#### WORK REQUIRED
Write out the full set of records below exactly.

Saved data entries
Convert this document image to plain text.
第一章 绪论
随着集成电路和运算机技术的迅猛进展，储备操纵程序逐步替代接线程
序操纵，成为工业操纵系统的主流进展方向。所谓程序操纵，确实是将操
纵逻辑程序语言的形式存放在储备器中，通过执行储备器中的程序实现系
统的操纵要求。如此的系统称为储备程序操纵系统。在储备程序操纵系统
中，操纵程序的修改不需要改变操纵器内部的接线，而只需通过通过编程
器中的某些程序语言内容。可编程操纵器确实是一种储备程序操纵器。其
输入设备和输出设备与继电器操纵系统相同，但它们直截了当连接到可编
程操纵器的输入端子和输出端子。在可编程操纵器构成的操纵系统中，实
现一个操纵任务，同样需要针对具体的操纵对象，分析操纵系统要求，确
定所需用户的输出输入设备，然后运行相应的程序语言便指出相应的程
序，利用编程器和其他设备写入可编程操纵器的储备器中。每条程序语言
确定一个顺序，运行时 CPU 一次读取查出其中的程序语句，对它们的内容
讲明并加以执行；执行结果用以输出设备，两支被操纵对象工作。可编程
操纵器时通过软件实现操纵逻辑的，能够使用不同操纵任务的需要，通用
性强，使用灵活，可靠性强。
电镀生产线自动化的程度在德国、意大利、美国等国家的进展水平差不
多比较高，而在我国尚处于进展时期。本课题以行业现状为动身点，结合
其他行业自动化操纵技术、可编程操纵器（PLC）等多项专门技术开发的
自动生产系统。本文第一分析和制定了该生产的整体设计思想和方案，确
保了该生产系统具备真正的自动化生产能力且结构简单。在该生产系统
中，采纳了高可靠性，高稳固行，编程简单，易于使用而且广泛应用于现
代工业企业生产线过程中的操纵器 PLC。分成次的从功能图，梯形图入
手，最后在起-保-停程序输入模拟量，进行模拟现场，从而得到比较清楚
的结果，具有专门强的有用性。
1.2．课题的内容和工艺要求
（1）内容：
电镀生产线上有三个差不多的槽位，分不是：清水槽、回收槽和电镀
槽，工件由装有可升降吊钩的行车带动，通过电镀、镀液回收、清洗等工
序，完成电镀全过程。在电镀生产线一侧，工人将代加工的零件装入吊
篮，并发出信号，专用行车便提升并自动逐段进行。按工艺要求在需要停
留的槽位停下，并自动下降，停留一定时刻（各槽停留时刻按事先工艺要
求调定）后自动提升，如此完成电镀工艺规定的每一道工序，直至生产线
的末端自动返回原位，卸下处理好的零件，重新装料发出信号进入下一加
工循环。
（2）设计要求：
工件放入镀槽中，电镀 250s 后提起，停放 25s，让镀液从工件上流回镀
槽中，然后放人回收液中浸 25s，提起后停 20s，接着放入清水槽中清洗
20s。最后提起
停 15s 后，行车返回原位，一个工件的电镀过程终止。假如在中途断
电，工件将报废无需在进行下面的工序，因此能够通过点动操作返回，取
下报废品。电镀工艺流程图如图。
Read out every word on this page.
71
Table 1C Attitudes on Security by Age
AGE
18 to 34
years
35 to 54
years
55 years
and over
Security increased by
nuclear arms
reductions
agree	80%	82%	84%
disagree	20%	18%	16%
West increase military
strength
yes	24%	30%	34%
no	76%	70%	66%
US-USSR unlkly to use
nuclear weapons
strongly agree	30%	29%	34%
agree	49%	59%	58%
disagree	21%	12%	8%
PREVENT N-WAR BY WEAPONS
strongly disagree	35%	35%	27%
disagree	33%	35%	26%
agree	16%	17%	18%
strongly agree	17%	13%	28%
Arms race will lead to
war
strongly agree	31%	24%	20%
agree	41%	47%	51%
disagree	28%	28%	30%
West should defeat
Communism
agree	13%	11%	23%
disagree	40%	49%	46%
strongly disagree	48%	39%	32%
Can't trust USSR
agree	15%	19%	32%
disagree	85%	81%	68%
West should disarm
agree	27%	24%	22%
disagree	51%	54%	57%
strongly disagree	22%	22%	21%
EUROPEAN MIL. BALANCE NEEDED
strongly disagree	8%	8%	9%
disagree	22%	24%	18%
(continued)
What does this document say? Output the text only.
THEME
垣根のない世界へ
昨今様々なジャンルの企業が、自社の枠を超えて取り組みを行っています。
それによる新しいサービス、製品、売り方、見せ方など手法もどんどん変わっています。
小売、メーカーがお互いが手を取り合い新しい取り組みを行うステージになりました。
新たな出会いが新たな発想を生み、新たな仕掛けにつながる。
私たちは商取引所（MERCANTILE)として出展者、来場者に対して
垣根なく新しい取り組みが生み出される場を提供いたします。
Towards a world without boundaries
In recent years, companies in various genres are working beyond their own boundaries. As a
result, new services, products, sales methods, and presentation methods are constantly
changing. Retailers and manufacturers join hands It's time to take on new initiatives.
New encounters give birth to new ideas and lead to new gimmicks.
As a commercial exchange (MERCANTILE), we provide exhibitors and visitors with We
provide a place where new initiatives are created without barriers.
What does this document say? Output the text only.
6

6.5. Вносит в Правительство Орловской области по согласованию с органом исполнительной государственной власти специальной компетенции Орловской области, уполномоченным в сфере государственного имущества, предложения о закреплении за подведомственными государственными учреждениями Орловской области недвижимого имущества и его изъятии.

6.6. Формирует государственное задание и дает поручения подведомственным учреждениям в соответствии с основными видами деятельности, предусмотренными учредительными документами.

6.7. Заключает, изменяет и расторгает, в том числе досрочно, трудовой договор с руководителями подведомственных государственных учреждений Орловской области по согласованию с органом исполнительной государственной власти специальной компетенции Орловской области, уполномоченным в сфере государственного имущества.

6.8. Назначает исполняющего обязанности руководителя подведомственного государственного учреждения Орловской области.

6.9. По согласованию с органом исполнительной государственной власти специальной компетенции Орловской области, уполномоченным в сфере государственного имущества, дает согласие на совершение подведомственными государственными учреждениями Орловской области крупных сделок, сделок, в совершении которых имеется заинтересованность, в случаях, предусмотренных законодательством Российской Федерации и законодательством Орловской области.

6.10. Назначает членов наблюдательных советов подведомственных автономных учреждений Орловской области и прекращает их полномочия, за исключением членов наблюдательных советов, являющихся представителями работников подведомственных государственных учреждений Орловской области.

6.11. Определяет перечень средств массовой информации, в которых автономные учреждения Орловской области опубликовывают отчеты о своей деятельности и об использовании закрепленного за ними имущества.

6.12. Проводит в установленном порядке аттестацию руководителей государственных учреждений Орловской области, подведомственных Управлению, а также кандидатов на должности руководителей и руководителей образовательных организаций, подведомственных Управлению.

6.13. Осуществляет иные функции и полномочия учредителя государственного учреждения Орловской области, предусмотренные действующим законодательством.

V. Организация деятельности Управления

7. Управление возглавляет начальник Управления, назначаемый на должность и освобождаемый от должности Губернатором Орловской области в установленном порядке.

#### RESULT FOR THIS EXERCISE
Convert this document image to plain text.
第一章 绪论
随着集成电路和运算机技术的迅猛进展，储备操纵程序逐步替代接线程
序操纵，成为工业操纵系统的主流进展方向。所谓程序操纵，确实是将操
纵逻辑程序语言的形式存放在储备器中，通过执行储备器中的程序实现系
统的操纵要求。如此的系统称为储备程序操纵系统。在储备程序操纵系统
中，操纵程序的修改不需要改变操纵器内部的接线，而只需通过通过编程
器中的某些程序语言内容。可编程操纵器确实是一种储备程序操纵器。其
输入设备和输出设备与继电器操纵系统相同，但它们直截了当连接到可编
程操纵器的输入端子和输出端子。在可编程操纵器构成的操纵系统中，实
现一个操纵任务，同样需要针对具体的操纵对象，分析操纵系统要求，确
定所需用户的输出输入设备，然后运行相应的程序语言便指出相应的程
序，利用编程器和其他设备写入可编程操纵器的储备器中。每条程序语言
确定一个顺序，运行时 CPU 一次读取查出其中的程序语句，对它们的内容
讲明并加以执行；执行结果用以输出设备，两支被操纵对象工作。可编程
操纵器时通过软件实现操纵逻辑的，能够使用不同操纵任务的需要，通用
性强，使用灵活，可靠性强。
电镀生产线自动化的程度在德国、意大利、美国等国家的进展水平差不
多比较高，而在我国尚处于进展时期。本课题以行业现状为动身点，结合
其他行业自动化操纵技术、可编程操纵器（PLC）等多项专门技术开发的
自动生产系统。本文第一分析和制定了该生产的整体设计思想和方案，确
保了该生产系统具备真正的自动化生产能力且结构简单。在该生产系统
中，采纳了高可靠性，高稳固行，编程简单，易于使用而且广泛应用于现
代工业企业生产线过程中的操纵器 PLC。分成次的从功能图，梯形图入
手，最后在起-保-停程序输入模拟量，进行模拟现场，从而得到比较清楚
的结果，具有专门强的有用性。
1.2．课题的内容和工艺要求
（1）内容：
电镀生产线上有三个差不多的槽位，分不是：清水槽、回收槽和电镀
槽，工件由装有可升降吊钩的行车带动，通过电镀、镀液回收、清洗等工
序，完成电镀全过程。在电镀生产线一侧，工人将代加工的零件装入吊
篮，并发出信号，专用行车便提升并自动逐段进行。按工艺要求在需要停
留的槽位停下，并自动下降，停留一定时刻（各槽停留时刻按事先工艺要
求调定）后自动提升，如此完成电镀工艺规定的每一道工序，直至生产线
的末端自动返回原位，卸下处理好的零件，重新装料发出信号进入下一加
工循环。
（2）设计要求：
工件放入镀槽中，电镀 250s 后提起，停放 25s，让镀液从工件上流回镀
槽中，然后放人回收液中浸 25s，提起后停 20s，接着放入清水槽中清洗
20s。最后提起
停 15s 后，行车返回原位，一个工件的电镀过程终止。假如在中途断
电，工件将报废无需在进行下面的工序，因此能够通过点动操作返回，取
下报废品。电镀工艺流程图如图。
Read out every word on this page.
71
Table 1C Attitudes on Security by Age
AGE
18 to 34
years
35 to 54
years
55 years
and over
Security increased by
nuclear arms
reductions
agree	80%	82%	84%
disagree	20%	18%	16%
West increase military
strength
yes	24%	30%	34%
no	76%	70%	66%
US-USSR unlkly to use
nuclear weapons
strongly agree	30%	29%	34%
agree	49%	59%	58%
disagree	21%	12%	8%
PREVENT N-WAR BY WEAPONS
strongly disagree	35%	35%	27%
disagree	33%	35%	26%
agree	16%	17%	18%
strongly agree	17%	13%	28%
Arms race will lead to
war
strongly agree	31%	24%	20%
agree	41%	47%	51%
disagree	28%	28%	30%
West should defeat
Communism
agree	13%	11%	23%
disagree	40%	49%	46%
strongly disagree	48%	39%	32%
Can't trust USSR
agree	15%	19%	32%
disagree	85%	81%	68%
West should disarm
agree	27%	24%	22%
disagree	51%	54%	57%
strongly disagree	22%	22%	21%
EUROPEAN MIL. BALANCE NEEDED
strongly disagree	8%	8%	9%
disagree	22%	24%	18%
(continued)
What does this document say? Output the text only.
THEME
垣根のない世界へ
昨今様々なジャンルの企業が、自社の枠を超えて取り組みを行っています。
それによる新しいサービス、製品、売り方、見せ方など手法もどんどん変わっています。
小売、メーカーがお互いが手を取り合い新しい取り組みを行うステージになりました。
新たな出会いが新たな発想を生み、新たな仕掛けにつながる。
私たちは商取引所（MERCANTILE)として出展者、来場者に対して
垣根なく新しい取り組みが生み出される場を提供いたします。
Towards a world without boundaries
In recent years, companies in various genres are working beyond their own boundaries. As a
result, new services, products, sales methods, and presentation methods are constantly
changing. Retailers and manufacturers join hands It's time to take on new initiatives.
New encounters give birth to new ideas and lead to new gimmicks.
As a commercial exchange (MERCANTILE), we provide exhibitors and visitors with We
provide a place where new initiatives are created without barriers.
What does this document say? Output the text only.
6

6.5. Вносит в Правительство Орловской области по согласованию с органом исполнительной государственной власти специальной компетенции Орловской области, уполномоченным в сфере государственного имущества, предложения о закреплении за подведомственными государственными учреждениями Орловской области недвижимого имущества и его изъятии.

6.6. Формирует государственное задание и дает поручения подведомственным учреждениям в соответствии с основными видами деятельности, предусмотренными учредительными документами.

6.7. Заключает, изменяет и расторгает, в том числе досрочно, трудовой договор с руководителями подведомственных государственных учреждений Орловской области по согласованию с органом исполнительной государственной власти специальной компетенции Орловской области, уполномоченным в сфере государственного имущества.

6.8. Назначает исполняющего обязанности руководителя подведомственного государственного учреждения Орловской области.

6.9. По согласованию с органом исполнительной государственной власти специальной компетенции Орловской области, уполномоченным в сфере государственного имущества, дает согласие на совершение подведомственными государственными учреждениями Орловской области крупных сделок, сделок, в совершении которых имеется заинтересованность, в случаях, предусмотренных законодательством Российской Федерации и законодательством Орловской области.

6.10. Назначает членов наблюдательных советов подведомственных автономных учреждений Орловской области и прекращает их полномочия, за исключением членов наблюдательных советов, являющихся представителями работников подведомственных государственных учреждений Орловской области.

6.11. Определяет перечень средств массовой информации, в которых автономные учреждения Орловской области опубликовывают отчеты о своей деятельности и об использовании закрепленного за ними имущества.

6.12. Проводит в установленном порядке аттестацию руководителей государственных учреждений Орловской области, подведомственных Управлению, а также кандидатов на должности руководителей и руководителей образовательных организаций, подведомственных Управлению.

6.13. Осуществляет иные функции и полномочия учредителя государственного учреждения Орловской области, предусмотренные действующим законодательством.

V. Организация деятельности Управления

7. Управление возглавляет начальник Управления, назначаемый на должность и освобождаемый от должности Губернатором Орловской области в установленном порядке.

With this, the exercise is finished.